--- RECORDS PROVIDED ---

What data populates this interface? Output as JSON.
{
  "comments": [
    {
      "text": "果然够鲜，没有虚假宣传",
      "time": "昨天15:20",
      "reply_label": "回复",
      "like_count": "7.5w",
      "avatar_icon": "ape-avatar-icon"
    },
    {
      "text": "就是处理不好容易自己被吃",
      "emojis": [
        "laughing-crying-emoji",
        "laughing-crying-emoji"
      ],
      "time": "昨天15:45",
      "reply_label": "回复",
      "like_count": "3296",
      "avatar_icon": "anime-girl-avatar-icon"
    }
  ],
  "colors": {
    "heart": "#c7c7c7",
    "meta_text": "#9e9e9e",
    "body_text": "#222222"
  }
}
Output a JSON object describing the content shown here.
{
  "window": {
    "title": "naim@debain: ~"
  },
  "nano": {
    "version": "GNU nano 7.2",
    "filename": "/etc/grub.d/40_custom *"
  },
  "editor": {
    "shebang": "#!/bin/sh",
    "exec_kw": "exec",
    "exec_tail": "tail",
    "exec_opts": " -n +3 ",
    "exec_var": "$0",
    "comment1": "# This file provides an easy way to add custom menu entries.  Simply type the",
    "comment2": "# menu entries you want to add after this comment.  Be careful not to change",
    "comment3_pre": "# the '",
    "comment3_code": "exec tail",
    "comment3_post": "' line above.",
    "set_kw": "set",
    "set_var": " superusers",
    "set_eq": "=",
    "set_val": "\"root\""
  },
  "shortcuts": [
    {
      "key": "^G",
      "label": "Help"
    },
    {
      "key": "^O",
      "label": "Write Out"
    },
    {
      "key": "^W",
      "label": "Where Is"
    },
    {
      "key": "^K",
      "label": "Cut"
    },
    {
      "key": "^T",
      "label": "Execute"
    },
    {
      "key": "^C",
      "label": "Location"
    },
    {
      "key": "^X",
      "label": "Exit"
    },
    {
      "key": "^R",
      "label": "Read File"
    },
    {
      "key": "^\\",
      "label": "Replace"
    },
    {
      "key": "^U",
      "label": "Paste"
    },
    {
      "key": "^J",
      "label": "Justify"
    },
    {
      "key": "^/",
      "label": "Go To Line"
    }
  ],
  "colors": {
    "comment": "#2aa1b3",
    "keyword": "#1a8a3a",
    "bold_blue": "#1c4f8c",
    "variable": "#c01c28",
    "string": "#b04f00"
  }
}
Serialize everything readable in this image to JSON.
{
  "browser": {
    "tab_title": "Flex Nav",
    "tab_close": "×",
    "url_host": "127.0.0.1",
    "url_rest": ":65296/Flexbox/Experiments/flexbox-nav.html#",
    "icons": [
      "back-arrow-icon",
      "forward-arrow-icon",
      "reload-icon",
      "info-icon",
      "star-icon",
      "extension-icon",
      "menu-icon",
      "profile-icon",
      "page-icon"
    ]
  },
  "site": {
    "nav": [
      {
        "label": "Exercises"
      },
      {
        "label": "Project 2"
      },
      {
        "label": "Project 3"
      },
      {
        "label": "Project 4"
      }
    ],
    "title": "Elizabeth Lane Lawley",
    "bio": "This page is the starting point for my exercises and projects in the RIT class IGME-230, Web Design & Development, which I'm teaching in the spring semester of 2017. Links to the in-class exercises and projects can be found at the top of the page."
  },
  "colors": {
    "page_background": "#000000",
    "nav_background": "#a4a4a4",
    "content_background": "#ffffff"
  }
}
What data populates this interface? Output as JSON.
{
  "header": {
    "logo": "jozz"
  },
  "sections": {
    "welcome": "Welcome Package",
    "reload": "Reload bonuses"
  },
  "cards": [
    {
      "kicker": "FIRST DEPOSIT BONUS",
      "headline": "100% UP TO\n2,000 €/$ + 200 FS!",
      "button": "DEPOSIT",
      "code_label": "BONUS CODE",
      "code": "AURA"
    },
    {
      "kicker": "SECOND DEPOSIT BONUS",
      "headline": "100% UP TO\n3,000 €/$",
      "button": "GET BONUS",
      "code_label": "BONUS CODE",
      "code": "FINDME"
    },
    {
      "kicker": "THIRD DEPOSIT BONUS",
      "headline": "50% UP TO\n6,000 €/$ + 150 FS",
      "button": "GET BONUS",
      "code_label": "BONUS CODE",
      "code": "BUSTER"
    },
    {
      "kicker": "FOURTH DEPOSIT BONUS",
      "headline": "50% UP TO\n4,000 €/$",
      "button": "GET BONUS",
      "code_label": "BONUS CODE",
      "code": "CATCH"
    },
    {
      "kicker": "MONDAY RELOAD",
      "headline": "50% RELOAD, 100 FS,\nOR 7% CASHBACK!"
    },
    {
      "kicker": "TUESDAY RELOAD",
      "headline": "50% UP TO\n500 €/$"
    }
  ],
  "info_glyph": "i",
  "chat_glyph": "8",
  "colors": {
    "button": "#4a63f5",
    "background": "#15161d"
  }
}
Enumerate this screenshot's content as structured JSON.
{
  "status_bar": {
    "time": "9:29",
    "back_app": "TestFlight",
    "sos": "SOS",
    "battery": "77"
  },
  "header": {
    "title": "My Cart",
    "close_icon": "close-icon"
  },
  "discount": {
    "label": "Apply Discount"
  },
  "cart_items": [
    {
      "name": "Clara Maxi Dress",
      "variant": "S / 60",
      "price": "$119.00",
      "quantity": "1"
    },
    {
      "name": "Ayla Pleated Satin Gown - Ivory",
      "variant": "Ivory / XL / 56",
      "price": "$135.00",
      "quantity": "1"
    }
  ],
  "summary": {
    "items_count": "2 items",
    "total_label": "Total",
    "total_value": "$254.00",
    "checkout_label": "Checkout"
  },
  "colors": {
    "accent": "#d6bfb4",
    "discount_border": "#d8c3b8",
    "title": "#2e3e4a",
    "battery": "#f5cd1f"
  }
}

---

Write down every line of the data above that includes the string "entries".

    "comment1": "# This file provides an easy way to add custom menu entries.  Simply type the",
    "comment2": "# menu entries you want to add after this comment.  Be careful not to change",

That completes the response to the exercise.